◆ WHAT YOU SHOULD DO
Your task is to quote the material that follows, in full and exactly.

[Stored data entries]

________________________________________

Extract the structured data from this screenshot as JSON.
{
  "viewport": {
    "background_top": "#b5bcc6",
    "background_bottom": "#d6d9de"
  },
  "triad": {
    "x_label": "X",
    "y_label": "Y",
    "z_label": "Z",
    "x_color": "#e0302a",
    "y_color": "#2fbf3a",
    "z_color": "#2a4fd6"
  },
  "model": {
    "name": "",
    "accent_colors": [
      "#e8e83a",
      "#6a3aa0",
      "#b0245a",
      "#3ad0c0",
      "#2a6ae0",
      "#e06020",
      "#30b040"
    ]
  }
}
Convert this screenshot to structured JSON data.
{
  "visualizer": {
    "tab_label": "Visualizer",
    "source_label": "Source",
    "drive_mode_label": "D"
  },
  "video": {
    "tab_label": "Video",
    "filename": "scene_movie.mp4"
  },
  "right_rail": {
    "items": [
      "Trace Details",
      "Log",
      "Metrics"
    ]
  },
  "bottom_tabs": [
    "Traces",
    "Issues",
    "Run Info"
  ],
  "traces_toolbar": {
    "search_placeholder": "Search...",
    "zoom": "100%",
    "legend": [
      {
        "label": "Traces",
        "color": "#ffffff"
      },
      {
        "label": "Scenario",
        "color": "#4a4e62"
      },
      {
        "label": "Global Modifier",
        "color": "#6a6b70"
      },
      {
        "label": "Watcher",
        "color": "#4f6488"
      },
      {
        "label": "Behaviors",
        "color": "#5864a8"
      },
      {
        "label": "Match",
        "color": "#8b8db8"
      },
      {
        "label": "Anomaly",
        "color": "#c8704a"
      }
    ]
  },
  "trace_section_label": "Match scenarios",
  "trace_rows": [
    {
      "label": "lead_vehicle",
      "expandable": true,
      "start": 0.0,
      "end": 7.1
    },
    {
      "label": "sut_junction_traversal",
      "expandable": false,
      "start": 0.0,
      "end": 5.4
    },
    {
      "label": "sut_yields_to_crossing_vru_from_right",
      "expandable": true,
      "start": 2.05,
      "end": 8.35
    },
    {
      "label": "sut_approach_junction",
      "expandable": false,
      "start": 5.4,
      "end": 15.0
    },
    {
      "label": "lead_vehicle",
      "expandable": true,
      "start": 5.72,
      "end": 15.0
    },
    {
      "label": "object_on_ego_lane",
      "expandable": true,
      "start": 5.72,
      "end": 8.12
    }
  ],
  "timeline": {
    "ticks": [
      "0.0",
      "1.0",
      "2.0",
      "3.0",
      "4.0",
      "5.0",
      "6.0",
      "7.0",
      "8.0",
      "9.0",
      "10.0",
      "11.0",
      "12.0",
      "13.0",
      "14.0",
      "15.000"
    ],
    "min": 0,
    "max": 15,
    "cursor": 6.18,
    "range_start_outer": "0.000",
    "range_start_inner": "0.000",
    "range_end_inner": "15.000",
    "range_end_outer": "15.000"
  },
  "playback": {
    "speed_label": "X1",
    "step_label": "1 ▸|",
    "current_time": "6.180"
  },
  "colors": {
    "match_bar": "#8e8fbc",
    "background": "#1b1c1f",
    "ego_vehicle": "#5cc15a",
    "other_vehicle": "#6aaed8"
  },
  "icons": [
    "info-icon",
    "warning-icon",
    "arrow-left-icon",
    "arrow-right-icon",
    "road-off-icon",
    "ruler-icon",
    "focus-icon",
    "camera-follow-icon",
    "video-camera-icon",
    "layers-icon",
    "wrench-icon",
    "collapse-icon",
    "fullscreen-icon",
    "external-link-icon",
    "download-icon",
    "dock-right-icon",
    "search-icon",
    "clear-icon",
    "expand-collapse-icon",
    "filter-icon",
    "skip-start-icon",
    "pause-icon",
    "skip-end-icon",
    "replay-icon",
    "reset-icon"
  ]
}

________________________________________

◆ EXPECTED ANSWER
Extract the structured data from this screenshot as JSON.
{
  "viewport": {
    "background_top": "#b5bcc6",
    "background_bottom": "#d6d9de"
  },
  "triad": {
    "x_label": "X",
    "y_label": "Y",
    "z_label": "Z",
    "x_color": "#e0302a",
    "y_color": "#2fbf3a",
    "z_color": "#2a4fd6"
  },
  "model": {
    "name": "",
    "accent_colors": [
      "#e8e83a",
      "#6a3aa0",
      "#b0245a",
      "#3ad0c0",
      "#2a6ae0",
      "#e06020",
      "#30b040"
    ]
  }
}
Convert this screenshot to structured JSON data.
{
  "visualizer": {
    "tab_label": "Visualizer",
    "source_label": "Source",
    "drive_mode_label": "D"
  },
  "video": {
    "tab_label": "Video",
    "filename": "scene_movie.mp4"
  },
  "right_rail": {
    "items": [
      "Trace Details",
      "Log",
      "Metrics"
    ]
  },
  "bottom_tabs": [
    "Traces",
    "Issues",
    "Run Info"
  ],
  "traces_toolbar": {
    "search_placeholder": "Search...",
    "zoom": "100%",
    "legend": [
      {
        "label": "Traces",
        "color": "#ffffff"
      },
      {
        "label": "Scenario",
        "color": "#4a4e62"
      },
      {
        "label": "Global Modifier",
        "color": "#6a6b70"
      },
      {
        "label": "Watcher",
        "color": "#4f6488"
      },
      {
        "label": "Behaviors",
        "color": "#5864a8"
      },
      {
        "label": "Match",
        "color": "#8b8db8"
      },
      {
        "label": "Anomaly",
        "color": "#c8704a"
      }
    ]
  },
  "trace_section_label": "Match scenarios",
  "trace_rows": [
    {
      "label": "lead_vehicle",
      "expandable": true,
      "start": 0.0,
      "end": 7.1
    },
    {
      "label": "sut_junction_traversal",
      "expandable": false,
      "start": 0.0,
      "end": 5.4
    },
    {
      "label": "sut_yields_to_crossing_vru_from_right",
      "expandable": true,
      "start": 2.05,
      "end": 8.35
    },
    {
      "label": "sut_approach_junction",
      "expandable": false,
      "start": 5.4,
      "end": 15.0
    },
    {
      "label": "lead_vehicle",
      "expandable": true,
      "start": 5.72,
      "end": 15.0
    },
    {
      "label": "object_on_ego_lane",
      "expandable": true,
      "start": 5.72,
      "end": 8.12
    }
  ],
  "timeline": {
    "ticks": [
      "0.0",
      "1.0",
      "2.0",
      "3.0",
      "4.0",
      "5.0",
      "6.0",
      "7.0",
      "8.0",
      "9.0",
      "10.0",
      "11.0",
      "12.0",
      "13.0",
      "14.0",
      "15.000"
    ],
    "min": 0,
    "max": 15,
    "cursor": 6.18,
    "range_start_outer": "0.000",
    "range_start_inner": "0.000",
    "range_end_inner": "15.000",
    "range_end_outer": "15.000"
  },
  "playback": {
    "speed_label": "X1",
    "step_label": "1 ▸|",
    "current_time": "6.180"
  },
  "colors": {
    "match_bar": "#8e8fbc",
    "background": "#1b1c1f",
    "ego_vehicle": "#5cc15a",
    "other_vehicle": "#6aaed8"
  },
  "icons": [
    "info-icon",
    "warning-icon",
    "arrow-left-icon",
    "arrow-right-icon",
    "road-off-icon",
    "ruler-icon",
    "focus-icon",
    "camera-follow-icon",
    "video-camera-icon",
    "layers-icon",
    "wrench-icon",
    "collapse-icon",
    "fullscreen-icon",
    "external-link-icon",
    "download-icon",
    "dock-right-icon",
    "search-icon",
    "clear-icon",
    "expand-collapse-icon",
    "filter-icon",
    "skip-start-icon",
    "pause-icon",
    "skip-end-icon",
    "replay-icon",
    "reset-icon"
  ]
}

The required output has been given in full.